[Dataset items]
....

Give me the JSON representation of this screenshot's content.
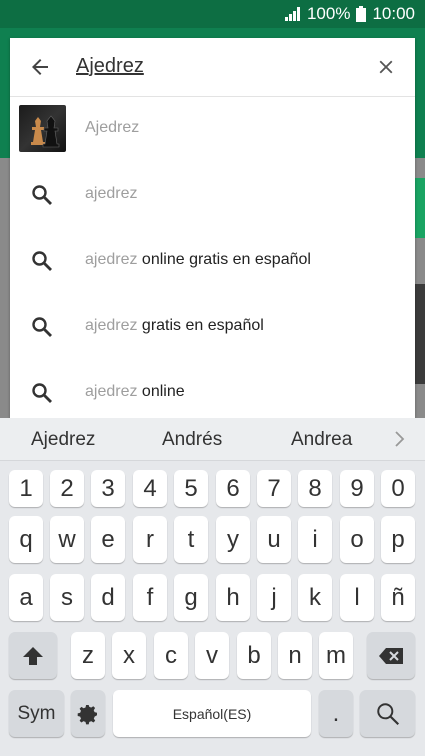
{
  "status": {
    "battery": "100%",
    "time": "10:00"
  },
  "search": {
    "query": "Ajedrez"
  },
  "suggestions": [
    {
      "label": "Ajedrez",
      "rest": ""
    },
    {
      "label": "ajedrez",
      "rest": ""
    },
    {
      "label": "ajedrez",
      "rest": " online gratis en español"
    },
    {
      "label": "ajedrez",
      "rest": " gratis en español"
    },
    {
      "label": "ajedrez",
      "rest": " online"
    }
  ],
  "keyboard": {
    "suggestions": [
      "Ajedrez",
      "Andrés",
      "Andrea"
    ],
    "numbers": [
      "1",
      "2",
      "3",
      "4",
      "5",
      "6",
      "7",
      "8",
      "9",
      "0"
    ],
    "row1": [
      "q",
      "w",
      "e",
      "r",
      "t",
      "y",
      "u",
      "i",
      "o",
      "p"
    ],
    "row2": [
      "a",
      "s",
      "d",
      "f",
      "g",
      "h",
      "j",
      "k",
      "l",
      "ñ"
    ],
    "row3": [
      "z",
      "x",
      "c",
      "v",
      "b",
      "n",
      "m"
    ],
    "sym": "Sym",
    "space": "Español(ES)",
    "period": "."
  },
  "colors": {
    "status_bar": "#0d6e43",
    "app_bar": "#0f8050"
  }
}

....

What is needed:
Make an exact copy of the data, leaving its pictures out.

Task solution:
Give me the JSON representation of this screenshot's content.
{
  "status": {
    "battery": "100%",
    "time": "10:00"
  },
  "search": {
    "query": "Ajedrez"
  },
  "suggestions": [
    {
      "label": "Ajedrez",
      "rest": ""
    },
    {
      "label": "ajedrez",
      "rest": ""
    },
    {
      "label": "ajedrez",
      "rest": " online gratis en español"
    },
    {
      "label": "ajedrez",
      "rest": " gratis en español"
    },
    {
      "label": "ajedrez",
      "rest": " online"
    }
  ],
  "keyboard": {
    "suggestions": [
      "Ajedrez",
      "Andrés",
      "Andrea"
    ],
    "numbers": [
      "1",
      "2",
      "3",
      "4",
      "5",
      "6",
      "7",
      "8",
      "9",
      "0"
    ],
    "row1": [
      "q",
      "w",
      "e",
      "r",
      "t",
      "y",
      "u",
      "i",
      "o",
      "p"
    ],
    "row2": [
      "a",
      "s",
      "d",
      "f",
      "g",
      "h",
      "j",
      "k",
      "l",
      "ñ"
    ],
    "row3": [
      "z",
      "x",
      "c",
      "v",
      "b",
      "n",
      "m"
    ],
    "sym": "Sym",
    "space": "Español(ES)",
    "period": "."
  },
  "colors": {
    "status_bar": "#0d6e43",
    "app_bar": "#0f8050"
  }
}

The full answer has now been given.